— PAGE EXTRACT —
Thursday, August 13, 2015

Are millenials a bunch of feral animals in designer jeans?

I could just tell when I read the original Vanity Fair article that it would engender a lively back-and-forth.

That's just the kind of conversational power a piece called "Tinder and the Dawn of the 'Dating Apocalypse'" is going to have.

Then came the New York Magazine response:

Last night, the Twitter account for Tinder went on a tear against the Vanity Fair journalist Nancy Jo Sales, who recently argued, in her feature “Tinder and the ‘Dating Apocalypse,’” that dating apps are causing changes in human mating rituals of a magnitude comparable to those that occurred after the establishment of marriage. “As the polar ice caps melt and the earth churns through the Sixth Extinction, another unprecedented phenomenon is taking place, in the realm of sex,” Sales writes. “Hookup culture, which has been percolating for about a hundred years, has collided with dating apps, which have acted like a wayward meteor on the now dinosaur-like rituals of courtship.”
The traditional methods of dating and courtship are out; endlessly jumping from fling to fling is in. And women, despite the supposed benefits of sexual liberation, are coming out losers in this hurried new sexual landscape — used, then discarded in a pile of dick pics. For the article, Sales conducted “interviews with more than 50 young women in New York, Indiana, and Delaware, aged 19 to 29,” as well as many men, and it adds up to a series of sleazy, depressing stories. And she’s hardly the first journalist to raise this alarm: Over the last few years, reports on  “hookup culture” — some focusing on alcohol and campus culture, some on technology, and some on both — have become a thriving genre.

— EXTRACTED RECORDS —
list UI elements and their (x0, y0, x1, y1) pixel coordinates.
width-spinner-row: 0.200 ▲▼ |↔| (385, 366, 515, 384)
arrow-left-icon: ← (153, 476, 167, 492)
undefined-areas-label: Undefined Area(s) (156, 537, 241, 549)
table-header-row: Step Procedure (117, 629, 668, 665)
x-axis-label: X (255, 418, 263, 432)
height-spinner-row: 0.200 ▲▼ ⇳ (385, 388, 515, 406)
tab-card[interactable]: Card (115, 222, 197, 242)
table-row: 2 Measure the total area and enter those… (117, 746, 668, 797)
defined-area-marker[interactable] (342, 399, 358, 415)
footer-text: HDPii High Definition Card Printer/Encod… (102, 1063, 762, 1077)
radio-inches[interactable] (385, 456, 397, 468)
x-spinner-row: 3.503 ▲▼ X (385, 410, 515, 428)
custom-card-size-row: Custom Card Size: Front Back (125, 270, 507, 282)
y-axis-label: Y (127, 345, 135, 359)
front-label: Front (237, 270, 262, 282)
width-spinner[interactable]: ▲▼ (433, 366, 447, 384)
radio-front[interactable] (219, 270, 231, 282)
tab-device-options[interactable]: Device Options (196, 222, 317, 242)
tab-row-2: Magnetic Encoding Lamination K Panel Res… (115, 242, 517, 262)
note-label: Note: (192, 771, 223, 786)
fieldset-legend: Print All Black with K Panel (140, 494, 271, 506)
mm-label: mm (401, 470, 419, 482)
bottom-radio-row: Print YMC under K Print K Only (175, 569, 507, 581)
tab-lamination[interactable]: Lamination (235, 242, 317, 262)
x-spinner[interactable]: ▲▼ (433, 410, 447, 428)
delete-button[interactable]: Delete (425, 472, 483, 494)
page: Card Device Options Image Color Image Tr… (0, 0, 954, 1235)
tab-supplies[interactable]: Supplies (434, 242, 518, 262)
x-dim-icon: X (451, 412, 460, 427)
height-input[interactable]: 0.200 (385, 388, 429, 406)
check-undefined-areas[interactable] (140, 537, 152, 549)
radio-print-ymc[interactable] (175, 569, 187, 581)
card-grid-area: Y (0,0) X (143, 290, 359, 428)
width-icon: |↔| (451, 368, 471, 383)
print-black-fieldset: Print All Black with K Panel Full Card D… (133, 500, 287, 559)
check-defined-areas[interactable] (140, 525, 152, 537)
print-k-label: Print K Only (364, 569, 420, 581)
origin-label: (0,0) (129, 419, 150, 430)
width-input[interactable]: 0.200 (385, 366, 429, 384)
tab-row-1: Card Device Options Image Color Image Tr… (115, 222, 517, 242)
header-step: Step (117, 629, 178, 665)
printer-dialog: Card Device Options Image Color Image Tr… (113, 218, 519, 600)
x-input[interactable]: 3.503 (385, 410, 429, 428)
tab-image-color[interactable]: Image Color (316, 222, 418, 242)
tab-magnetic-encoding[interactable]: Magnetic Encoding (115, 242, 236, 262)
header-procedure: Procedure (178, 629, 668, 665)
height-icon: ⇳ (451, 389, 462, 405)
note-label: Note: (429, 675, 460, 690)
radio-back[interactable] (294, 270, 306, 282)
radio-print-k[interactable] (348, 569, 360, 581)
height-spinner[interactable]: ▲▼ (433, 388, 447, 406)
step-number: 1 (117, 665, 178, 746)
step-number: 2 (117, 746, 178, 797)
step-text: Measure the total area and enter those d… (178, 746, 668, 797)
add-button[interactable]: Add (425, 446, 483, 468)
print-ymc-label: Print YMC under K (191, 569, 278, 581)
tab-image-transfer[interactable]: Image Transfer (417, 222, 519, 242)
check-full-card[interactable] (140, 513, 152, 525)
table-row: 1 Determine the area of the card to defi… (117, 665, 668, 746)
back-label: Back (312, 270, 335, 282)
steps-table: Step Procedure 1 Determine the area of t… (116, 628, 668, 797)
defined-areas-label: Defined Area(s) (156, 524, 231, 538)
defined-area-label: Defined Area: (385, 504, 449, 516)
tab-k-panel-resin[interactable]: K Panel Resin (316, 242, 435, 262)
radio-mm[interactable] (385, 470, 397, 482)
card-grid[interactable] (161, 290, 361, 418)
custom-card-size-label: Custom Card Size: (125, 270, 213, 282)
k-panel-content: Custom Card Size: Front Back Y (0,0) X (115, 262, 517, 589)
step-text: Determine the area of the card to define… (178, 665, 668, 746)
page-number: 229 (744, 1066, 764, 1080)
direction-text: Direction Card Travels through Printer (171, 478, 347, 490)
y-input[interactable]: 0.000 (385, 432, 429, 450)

— EXERCISE BRIEF —
Continue the blog post about the Tinder and "dating apocalypse" debate, picking up right after its last sentence.

— RESPONSE TO THIS EXERCISE —
Although Sales pins her case on online dating in general, she’s mostly focused on Tinder, whose “swipe” function she sees as the epitome of quick and easy shopping for sex. Tinder did not like this, and 30 ill-advised tweets ensued, first questioning Sales’ reporting, escalating to claiming that Tinder is bringing people in China and North Korea together, and culminating in the grand pronouncement that “Generation Tinder” is changing the world.
This was standard-issue self-importance from the tech industry, a place where people go to make billions overnight while telling everyone that they’re also enlightening humanity. But here’s the thing: Tinder had a point, at least about the way Sales portrays modern dating culture.
If you hang out with stats geeks for long enough, one of them will probably utter the sentence, “The plural of anecdote is not data.” This is a well-worn nerdism, but it reveals an important truth: When we consider our experiences and those of our friends and family, we’re only getting a tiny chunk of the full story of humanity. In that town over there, or in that state on the other side of the country, things might be very, very different, and it would be a mistake to extrapolate from our little slice of the world. This is worth keeping in mind whenever a new moral panic is afoot.
Sales’ account is loaded with anecdotes: There’s the finance guy who claims to have slept with 30 to 40 women off Tinder in the last year; the 23-year-old male model who insists that women want guys to send them dick pics (cool story, bro); the sorority sisters bemoaning the fact that college men, drenched with easy access to sex, are so bad at it; and the 26-year-old guy — think of him as a Tinder-era Walter Sobchak — who assures Sales that if he wanted to, he could find someone to have sex with by midnight.
The problem is that while Sales certainly spins a good yarn, it doesn’t really add up to evidence that something revolutionary is afoot.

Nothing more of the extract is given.